**Goal of the exercise**
Restate each line word for word. Leave out every picture.

Dataset entries:

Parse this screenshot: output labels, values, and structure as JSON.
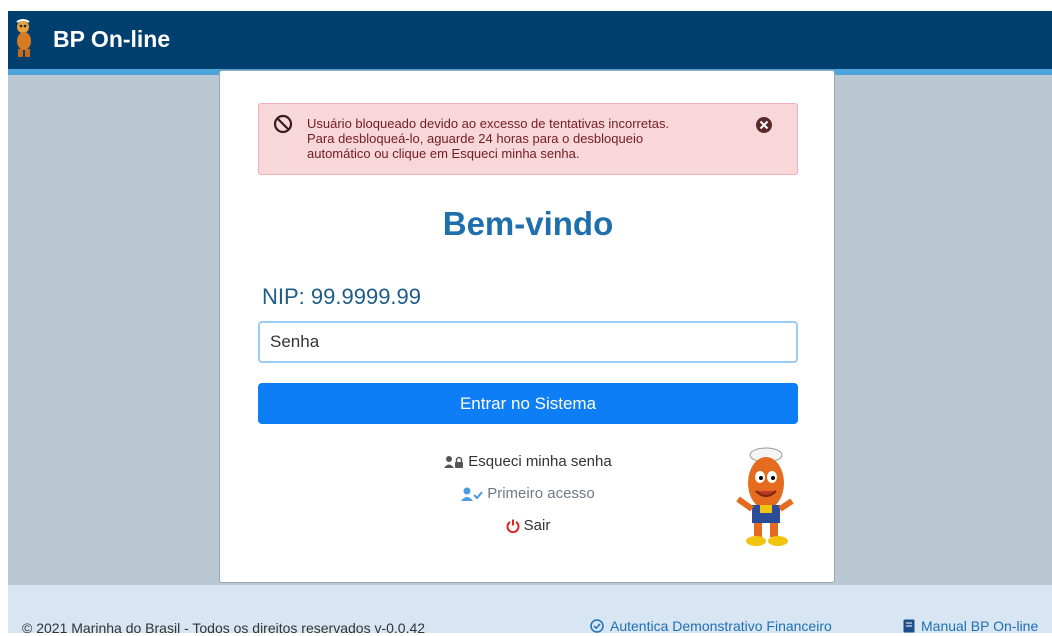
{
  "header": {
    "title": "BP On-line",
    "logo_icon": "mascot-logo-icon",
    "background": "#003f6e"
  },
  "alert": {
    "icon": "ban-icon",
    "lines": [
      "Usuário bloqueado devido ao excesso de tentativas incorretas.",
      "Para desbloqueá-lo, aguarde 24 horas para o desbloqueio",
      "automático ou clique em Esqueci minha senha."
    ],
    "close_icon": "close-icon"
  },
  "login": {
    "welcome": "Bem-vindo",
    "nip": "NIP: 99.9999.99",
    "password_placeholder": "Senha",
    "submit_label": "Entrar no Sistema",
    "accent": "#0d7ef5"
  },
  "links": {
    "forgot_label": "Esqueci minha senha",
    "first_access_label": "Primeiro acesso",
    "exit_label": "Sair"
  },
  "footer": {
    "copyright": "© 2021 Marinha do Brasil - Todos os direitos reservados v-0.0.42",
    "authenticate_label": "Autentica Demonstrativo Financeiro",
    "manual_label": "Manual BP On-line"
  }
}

**Answer to the problem**
Parse this screenshot: output labels, values, and structure as JSON.
{
  "header": {
    "title": "BP On-line",
    "logo_icon": "mascot-logo-icon",
    "background": "#003f6e"
  },
  "alert": {
    "icon": "ban-icon",
    "lines": [
      "Usuário bloqueado devido ao excesso de tentativas incorretas.",
      "Para desbloqueá-lo, aguarde 24 horas para o desbloqueio",
      "automático ou clique em Esqueci minha senha."
    ],
    "close_icon": "close-icon"
  },
  "login": {
    "welcome": "Bem-vindo",
    "nip": "NIP: 99.9999.99",
    "password_placeholder": "Senha",
    "submit_label": "Entrar no Sistema",
    "accent": "#0d7ef5"
  },
  "links": {
    "forgot_label": "Esqueci minha senha",
    "first_access_label": "Primeiro acesso",
    "exit_label": "Sair"
  },
  "footer": {
    "copyright": "© 2021 Marinha do Brasil - Todos os direitos reservados v-0.0.42",
    "authenticate_label": "Autentica Demonstrativo Financeiro",
    "manual_label": "Manual BP On-line"
  }
}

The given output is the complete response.